> _WRITTEN TASK_: List the lines of this listing that hold the word "load".
Start
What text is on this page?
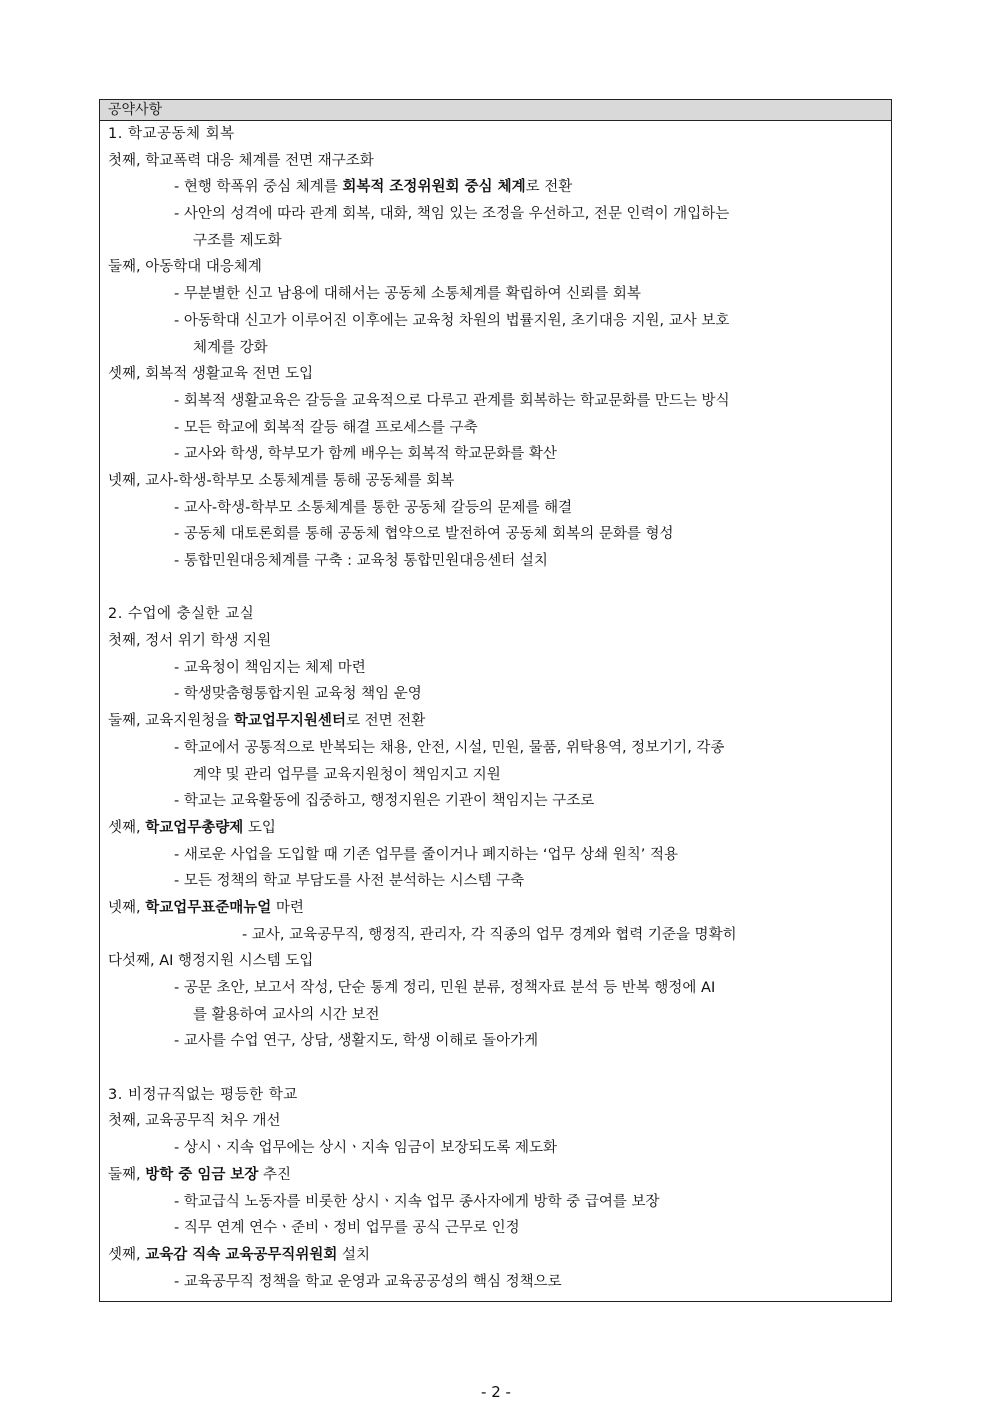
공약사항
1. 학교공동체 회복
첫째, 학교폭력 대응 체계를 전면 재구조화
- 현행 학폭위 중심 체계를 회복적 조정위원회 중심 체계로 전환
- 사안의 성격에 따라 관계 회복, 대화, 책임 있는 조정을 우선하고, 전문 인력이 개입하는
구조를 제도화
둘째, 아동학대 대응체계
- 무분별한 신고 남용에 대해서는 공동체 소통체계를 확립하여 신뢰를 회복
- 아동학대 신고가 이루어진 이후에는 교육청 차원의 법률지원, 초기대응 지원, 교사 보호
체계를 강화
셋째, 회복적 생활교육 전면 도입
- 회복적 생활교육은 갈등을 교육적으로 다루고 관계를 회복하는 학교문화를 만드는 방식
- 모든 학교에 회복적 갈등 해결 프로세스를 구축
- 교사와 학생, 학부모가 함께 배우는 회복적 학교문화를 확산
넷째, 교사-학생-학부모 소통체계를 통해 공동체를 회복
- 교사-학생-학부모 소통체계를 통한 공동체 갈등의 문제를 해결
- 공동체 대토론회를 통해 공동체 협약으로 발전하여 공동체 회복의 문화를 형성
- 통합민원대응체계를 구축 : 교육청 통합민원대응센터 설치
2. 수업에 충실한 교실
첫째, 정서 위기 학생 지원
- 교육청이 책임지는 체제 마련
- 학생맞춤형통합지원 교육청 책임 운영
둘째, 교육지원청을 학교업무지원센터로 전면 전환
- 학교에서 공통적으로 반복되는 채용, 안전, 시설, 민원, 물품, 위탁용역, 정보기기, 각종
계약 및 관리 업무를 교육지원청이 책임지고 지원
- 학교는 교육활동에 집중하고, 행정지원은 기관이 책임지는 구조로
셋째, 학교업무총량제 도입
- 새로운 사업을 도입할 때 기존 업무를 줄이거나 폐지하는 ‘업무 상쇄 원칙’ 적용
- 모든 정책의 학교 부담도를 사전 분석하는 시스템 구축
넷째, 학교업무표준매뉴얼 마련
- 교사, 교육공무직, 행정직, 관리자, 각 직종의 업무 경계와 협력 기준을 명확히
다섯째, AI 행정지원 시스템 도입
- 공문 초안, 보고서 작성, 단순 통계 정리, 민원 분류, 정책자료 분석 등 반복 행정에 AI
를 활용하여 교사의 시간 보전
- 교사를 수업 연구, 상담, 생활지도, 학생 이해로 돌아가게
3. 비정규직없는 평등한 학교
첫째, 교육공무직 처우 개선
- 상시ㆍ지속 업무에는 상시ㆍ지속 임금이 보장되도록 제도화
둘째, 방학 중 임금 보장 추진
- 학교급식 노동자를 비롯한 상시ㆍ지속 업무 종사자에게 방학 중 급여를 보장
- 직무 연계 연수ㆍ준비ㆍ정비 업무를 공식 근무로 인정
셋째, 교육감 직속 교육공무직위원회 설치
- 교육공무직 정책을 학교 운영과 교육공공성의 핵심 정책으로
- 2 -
End
Start
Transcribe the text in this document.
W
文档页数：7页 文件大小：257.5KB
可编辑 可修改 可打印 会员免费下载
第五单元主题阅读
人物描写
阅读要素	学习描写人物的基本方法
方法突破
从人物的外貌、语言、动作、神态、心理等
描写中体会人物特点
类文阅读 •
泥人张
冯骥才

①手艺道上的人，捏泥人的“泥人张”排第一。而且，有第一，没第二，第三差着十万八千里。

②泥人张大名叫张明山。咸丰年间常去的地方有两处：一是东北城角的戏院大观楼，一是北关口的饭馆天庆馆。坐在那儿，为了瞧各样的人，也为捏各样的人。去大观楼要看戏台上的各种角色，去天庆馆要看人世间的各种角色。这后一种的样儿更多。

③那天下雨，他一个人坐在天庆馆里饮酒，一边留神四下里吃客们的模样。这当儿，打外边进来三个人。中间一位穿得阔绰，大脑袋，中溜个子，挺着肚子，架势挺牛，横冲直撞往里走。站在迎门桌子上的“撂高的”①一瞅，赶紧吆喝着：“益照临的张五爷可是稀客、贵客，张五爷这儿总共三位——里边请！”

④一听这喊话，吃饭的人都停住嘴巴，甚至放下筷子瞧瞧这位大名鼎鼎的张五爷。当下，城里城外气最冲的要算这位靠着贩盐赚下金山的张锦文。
End
Start
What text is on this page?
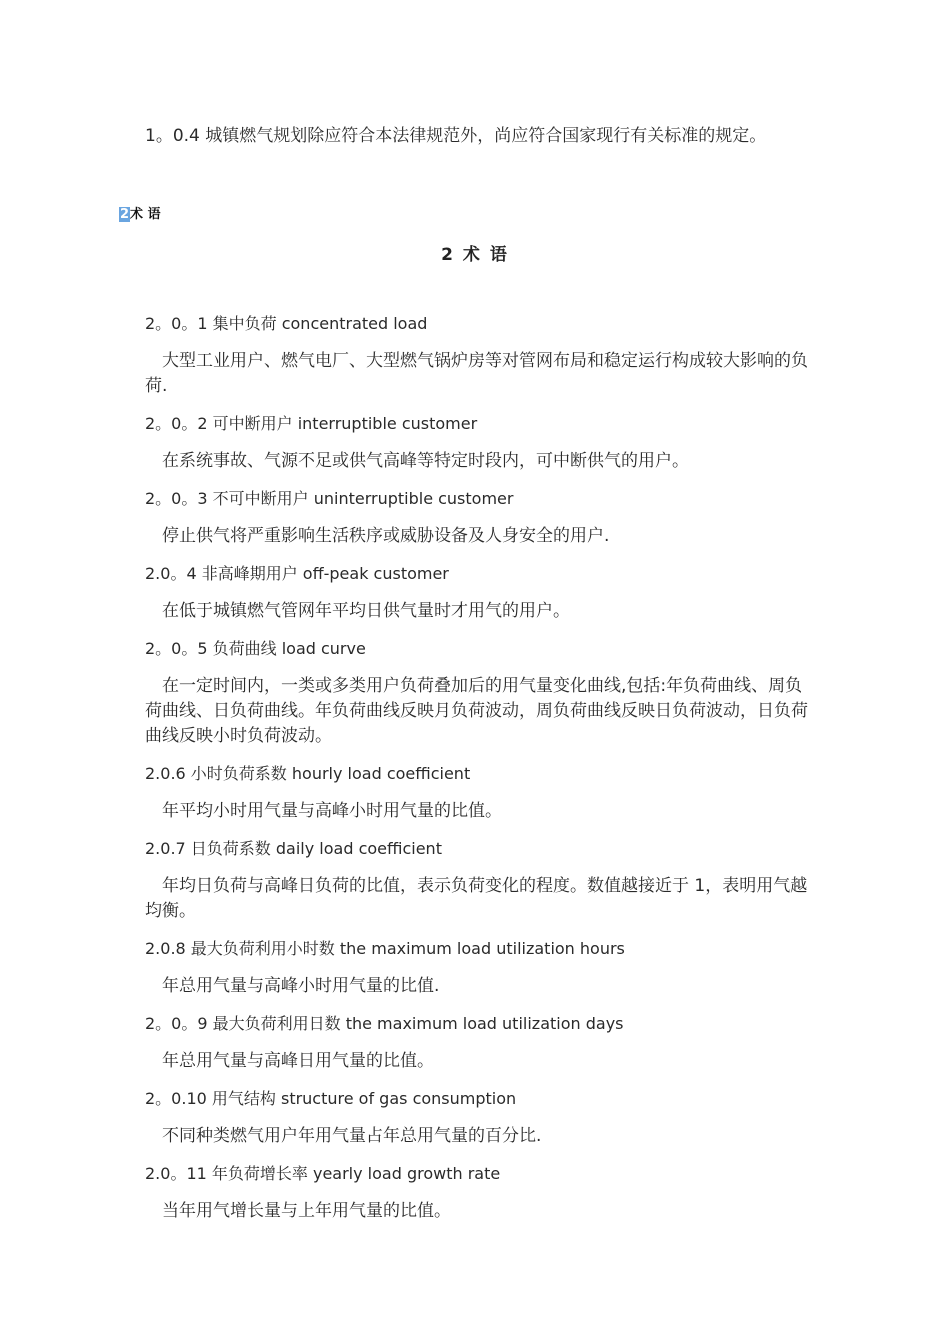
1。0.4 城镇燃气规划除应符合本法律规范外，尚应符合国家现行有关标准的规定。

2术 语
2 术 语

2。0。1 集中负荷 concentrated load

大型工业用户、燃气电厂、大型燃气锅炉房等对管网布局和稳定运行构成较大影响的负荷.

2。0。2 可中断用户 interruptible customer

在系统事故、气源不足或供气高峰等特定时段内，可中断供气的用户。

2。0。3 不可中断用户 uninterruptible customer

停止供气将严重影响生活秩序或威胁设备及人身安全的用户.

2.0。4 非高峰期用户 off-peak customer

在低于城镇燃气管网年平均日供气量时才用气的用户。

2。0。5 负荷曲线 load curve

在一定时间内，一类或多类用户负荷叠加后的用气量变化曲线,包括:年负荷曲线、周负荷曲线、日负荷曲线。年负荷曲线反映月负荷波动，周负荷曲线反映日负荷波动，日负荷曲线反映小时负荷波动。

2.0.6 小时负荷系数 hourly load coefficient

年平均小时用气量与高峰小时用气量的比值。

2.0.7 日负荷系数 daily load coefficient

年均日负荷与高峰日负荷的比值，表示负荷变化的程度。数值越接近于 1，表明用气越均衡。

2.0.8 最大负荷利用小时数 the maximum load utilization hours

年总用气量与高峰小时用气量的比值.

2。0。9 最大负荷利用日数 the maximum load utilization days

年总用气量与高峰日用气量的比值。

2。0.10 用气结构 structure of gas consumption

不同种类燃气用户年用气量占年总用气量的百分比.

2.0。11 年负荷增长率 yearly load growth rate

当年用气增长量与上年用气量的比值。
End
> _OUTPUT_:
2。0。1 集中负荷 concentrated load
2。0。5 负荷曲线 load curve
2.0.6 小时负荷系数 hourly load coefficient
2.0.7 日负荷系数 daily load coefficient
2.0.8 最大负荷利用小时数 the maximum load utilization hours
2。0。9 最大负荷利用日数 the maximum load utilization days
2.0。11 年负荷增长率 yearly load growth rate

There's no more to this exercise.